▶ _The request_
Print everything from "Superficially, it might" down to "about the amoeba." in the passage on theoretical models, word for word.

Superficially, it might seem like a good thing if our theoretical models can match real-world data. But is it? If I succeed in making a computer spit out accurate numbers from a model that is too complex for my meagre mortal mind to disentangle, can I claim to have learnt anything about the world?

In terms of improving our understanding and ability to develop new ideas and innovations, making a computer produce the same data as an experiment has little value. Imagine I construct a computer model of an amoeba, that includes the dynamics of every molecule and every electron in it. I can be confident that the output of this model will perfectly match the behaviour of the amoeba. So there is no point in wasting computer-time simulating that model; I already know what the results will be, and it will teach me precisely nothing about the amoeba.

If I want to learn how an amoeba (or anything) works, by theoretical modelling, I need to leave things out of the model. Only then will I discover whether those features were important and, if so, for what.

▶ _Stored data_
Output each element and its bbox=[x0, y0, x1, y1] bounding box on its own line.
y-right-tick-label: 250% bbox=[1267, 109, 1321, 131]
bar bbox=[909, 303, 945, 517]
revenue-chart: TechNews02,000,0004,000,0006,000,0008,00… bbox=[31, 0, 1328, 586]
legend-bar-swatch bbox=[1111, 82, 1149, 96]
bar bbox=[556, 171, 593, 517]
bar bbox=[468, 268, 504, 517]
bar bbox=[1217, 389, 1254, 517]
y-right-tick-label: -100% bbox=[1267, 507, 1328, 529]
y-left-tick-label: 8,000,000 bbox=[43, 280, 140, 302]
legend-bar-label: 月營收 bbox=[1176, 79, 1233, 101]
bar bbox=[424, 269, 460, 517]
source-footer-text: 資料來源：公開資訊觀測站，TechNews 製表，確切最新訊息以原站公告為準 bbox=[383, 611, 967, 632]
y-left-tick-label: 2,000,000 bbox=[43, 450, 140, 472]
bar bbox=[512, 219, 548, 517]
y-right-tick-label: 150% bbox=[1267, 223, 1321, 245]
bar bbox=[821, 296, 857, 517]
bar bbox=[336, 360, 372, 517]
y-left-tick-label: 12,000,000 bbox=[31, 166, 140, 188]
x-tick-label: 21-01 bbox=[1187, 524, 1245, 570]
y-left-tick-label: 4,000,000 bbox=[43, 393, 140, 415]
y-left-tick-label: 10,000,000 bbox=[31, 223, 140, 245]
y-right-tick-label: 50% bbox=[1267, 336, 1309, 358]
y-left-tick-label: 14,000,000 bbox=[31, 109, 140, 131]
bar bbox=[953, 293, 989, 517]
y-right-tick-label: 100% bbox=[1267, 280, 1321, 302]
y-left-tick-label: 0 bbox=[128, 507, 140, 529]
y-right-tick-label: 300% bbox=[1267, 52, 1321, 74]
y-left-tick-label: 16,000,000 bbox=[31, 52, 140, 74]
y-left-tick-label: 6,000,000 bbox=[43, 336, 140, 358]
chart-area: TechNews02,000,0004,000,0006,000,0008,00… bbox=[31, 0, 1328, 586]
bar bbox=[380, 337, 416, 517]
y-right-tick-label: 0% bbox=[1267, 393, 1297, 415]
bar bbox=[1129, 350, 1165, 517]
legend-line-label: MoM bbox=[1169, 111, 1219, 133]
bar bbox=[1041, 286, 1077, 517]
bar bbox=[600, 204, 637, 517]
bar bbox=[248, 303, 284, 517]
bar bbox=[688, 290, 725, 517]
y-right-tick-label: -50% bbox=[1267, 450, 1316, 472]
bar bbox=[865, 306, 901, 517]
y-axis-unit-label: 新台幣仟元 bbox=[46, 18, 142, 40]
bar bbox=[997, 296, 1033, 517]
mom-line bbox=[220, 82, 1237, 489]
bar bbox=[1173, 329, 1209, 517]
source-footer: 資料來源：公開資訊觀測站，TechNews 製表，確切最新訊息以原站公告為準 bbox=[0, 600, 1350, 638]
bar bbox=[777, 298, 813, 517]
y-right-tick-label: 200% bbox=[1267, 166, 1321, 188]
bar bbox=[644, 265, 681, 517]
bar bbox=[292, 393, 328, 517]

▶ _Written reply_
Superficially, it might seem like a good thing if our theoretical models can match real-world data. But is it? If I succeed in making a computer spit out accurate numbers from a model that is too complex for my meagre mortal mind to disentangle, can I claim to have learnt anything about the world?

In terms of improving our understanding and ability to develop new ideas and innovations, making a computer produce the same data as an experiment has little value. Imagine I construct a computer model of an amoeba, that includes the dynamics of every molecule and every electron in it. I can be confident that the output of this model will perfectly match the behaviour of the amoeba. So there is no point in wasting computer-time simulating that model; I already know what the results will be, and it will teach me precisely nothing about the amoeba.